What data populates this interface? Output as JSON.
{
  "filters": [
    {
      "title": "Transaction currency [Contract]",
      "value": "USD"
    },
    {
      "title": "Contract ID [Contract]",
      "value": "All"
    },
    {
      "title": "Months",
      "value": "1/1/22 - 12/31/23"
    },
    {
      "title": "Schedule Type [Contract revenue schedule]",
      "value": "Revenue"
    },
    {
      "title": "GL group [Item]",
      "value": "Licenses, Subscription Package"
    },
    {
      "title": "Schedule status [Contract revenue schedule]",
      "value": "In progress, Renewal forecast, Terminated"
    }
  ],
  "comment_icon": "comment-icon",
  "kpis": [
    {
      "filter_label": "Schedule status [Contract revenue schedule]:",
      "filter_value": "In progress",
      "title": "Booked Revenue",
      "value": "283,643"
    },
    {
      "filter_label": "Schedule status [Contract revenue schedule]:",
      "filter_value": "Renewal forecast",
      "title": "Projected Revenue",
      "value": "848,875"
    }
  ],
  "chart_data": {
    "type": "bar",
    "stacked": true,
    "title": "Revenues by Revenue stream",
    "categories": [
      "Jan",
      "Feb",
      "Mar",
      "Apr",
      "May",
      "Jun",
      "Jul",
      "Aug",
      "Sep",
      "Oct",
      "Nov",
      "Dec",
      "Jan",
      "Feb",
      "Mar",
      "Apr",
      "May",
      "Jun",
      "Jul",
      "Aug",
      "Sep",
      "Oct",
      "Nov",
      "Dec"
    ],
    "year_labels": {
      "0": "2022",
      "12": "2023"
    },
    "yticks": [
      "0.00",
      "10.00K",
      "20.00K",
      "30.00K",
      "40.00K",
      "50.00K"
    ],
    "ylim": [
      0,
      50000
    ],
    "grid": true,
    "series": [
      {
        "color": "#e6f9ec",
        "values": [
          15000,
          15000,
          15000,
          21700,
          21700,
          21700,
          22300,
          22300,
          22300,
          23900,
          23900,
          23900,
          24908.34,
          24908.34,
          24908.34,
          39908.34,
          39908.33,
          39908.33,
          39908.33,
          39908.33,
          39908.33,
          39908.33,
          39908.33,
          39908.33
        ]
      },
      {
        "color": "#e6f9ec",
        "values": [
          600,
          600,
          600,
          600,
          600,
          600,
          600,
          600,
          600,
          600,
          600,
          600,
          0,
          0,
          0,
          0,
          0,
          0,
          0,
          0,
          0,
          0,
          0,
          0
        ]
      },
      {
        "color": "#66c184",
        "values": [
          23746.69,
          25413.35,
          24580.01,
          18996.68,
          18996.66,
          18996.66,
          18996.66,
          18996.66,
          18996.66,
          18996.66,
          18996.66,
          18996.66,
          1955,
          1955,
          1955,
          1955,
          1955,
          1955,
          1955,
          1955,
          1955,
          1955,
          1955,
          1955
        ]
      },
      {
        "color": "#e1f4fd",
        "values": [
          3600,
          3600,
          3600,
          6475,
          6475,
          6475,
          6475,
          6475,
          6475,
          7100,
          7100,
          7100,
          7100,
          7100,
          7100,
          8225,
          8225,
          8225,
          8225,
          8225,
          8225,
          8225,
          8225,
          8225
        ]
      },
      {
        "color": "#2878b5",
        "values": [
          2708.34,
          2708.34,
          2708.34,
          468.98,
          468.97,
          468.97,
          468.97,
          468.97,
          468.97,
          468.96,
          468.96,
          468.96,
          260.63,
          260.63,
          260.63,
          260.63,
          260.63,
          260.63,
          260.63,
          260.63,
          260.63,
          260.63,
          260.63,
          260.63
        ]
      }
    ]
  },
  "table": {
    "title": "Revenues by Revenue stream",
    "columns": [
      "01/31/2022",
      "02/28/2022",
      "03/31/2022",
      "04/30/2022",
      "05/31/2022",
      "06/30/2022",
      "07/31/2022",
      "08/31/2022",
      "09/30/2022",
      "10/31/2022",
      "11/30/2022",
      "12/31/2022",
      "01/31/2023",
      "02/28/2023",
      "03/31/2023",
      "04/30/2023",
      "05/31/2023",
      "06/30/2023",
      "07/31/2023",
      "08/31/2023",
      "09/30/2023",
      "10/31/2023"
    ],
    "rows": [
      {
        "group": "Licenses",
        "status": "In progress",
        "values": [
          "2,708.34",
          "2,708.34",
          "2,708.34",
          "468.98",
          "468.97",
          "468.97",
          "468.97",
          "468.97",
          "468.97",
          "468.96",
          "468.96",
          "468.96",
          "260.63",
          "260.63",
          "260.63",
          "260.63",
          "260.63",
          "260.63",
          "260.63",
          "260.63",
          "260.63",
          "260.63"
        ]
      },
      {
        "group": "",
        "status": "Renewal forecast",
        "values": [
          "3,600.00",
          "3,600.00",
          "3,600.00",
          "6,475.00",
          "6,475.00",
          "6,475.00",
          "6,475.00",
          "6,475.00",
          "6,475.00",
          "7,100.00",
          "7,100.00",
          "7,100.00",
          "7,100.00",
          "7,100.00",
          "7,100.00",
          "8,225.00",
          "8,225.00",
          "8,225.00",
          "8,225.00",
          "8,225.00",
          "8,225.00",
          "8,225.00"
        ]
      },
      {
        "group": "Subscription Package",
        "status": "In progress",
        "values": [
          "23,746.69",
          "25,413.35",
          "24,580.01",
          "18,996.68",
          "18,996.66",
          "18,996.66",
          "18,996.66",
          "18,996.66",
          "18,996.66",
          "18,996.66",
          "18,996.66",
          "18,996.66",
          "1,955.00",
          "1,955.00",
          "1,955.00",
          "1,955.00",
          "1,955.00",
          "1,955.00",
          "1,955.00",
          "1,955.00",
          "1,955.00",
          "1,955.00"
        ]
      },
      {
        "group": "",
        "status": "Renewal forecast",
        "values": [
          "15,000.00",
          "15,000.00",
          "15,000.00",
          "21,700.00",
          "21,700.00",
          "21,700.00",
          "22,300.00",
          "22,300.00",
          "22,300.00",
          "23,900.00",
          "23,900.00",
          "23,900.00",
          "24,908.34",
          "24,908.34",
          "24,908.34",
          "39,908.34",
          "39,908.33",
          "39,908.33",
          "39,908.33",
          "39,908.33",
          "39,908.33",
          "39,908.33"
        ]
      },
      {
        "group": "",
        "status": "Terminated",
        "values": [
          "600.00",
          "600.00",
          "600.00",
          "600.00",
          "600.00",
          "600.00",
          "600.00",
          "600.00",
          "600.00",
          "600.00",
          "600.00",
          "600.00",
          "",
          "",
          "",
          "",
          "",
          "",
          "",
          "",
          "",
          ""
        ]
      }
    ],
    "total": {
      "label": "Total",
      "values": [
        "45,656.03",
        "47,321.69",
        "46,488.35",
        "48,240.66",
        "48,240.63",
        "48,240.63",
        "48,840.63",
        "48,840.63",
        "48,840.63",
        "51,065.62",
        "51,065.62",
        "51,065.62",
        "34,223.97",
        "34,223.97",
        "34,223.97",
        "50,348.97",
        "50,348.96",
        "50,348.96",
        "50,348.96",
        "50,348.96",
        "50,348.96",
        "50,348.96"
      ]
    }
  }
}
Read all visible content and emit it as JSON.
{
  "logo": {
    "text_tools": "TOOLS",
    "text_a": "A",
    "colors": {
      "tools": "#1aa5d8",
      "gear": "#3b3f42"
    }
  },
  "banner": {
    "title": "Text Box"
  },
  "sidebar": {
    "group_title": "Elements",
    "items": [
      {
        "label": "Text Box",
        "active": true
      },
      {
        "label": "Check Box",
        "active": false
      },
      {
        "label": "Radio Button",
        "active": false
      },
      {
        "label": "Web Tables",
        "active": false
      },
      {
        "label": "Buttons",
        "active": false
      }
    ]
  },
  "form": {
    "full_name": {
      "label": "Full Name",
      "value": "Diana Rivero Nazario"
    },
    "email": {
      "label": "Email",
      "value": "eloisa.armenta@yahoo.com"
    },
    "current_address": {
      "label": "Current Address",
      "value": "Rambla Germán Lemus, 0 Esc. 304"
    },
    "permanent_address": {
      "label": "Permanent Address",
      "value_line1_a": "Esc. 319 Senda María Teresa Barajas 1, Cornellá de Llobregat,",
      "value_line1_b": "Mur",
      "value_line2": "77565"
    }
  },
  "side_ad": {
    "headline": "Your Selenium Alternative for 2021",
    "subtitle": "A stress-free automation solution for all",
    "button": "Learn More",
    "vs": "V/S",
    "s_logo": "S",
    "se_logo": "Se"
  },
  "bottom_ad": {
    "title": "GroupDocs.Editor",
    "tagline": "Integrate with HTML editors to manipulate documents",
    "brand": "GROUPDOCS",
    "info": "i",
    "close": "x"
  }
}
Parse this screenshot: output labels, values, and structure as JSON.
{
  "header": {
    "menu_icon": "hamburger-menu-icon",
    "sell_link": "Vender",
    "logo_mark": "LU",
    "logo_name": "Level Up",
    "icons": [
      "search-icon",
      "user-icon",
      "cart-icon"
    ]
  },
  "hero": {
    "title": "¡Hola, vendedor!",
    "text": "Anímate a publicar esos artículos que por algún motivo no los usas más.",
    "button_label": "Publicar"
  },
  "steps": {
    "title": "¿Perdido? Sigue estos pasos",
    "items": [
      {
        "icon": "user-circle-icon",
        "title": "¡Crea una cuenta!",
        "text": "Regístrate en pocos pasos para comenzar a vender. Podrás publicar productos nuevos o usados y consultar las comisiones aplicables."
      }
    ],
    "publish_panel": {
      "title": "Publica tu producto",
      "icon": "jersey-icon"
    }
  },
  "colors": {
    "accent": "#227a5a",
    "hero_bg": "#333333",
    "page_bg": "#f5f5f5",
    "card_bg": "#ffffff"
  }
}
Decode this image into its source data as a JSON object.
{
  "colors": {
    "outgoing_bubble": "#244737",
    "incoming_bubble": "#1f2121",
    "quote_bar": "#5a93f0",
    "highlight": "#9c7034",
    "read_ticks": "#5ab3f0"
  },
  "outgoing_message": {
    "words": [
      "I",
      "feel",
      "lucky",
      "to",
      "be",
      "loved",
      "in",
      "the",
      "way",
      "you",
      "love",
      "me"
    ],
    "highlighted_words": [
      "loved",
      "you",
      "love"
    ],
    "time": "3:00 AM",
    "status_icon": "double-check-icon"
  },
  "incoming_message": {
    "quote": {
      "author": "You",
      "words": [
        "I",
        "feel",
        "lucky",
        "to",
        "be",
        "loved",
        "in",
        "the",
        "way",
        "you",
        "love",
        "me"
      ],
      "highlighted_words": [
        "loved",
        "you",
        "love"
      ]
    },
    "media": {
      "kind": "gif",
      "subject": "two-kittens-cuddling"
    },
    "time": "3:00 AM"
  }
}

▬▬▬

§ **SHORT EXERCISE**
Locate all lines that include the word "Schedule" and copy them out.

§ **OUTPUT FOR THIS TASK**
      "title": "Schedule Type [Contract revenue schedule]",
      "title": "Schedule status [Contract revenue schedule]",
      "filter_label": "Schedule status [Contract revenue schedule]:",
      "filter_label": "Schedule status [Contract revenue schedule]:",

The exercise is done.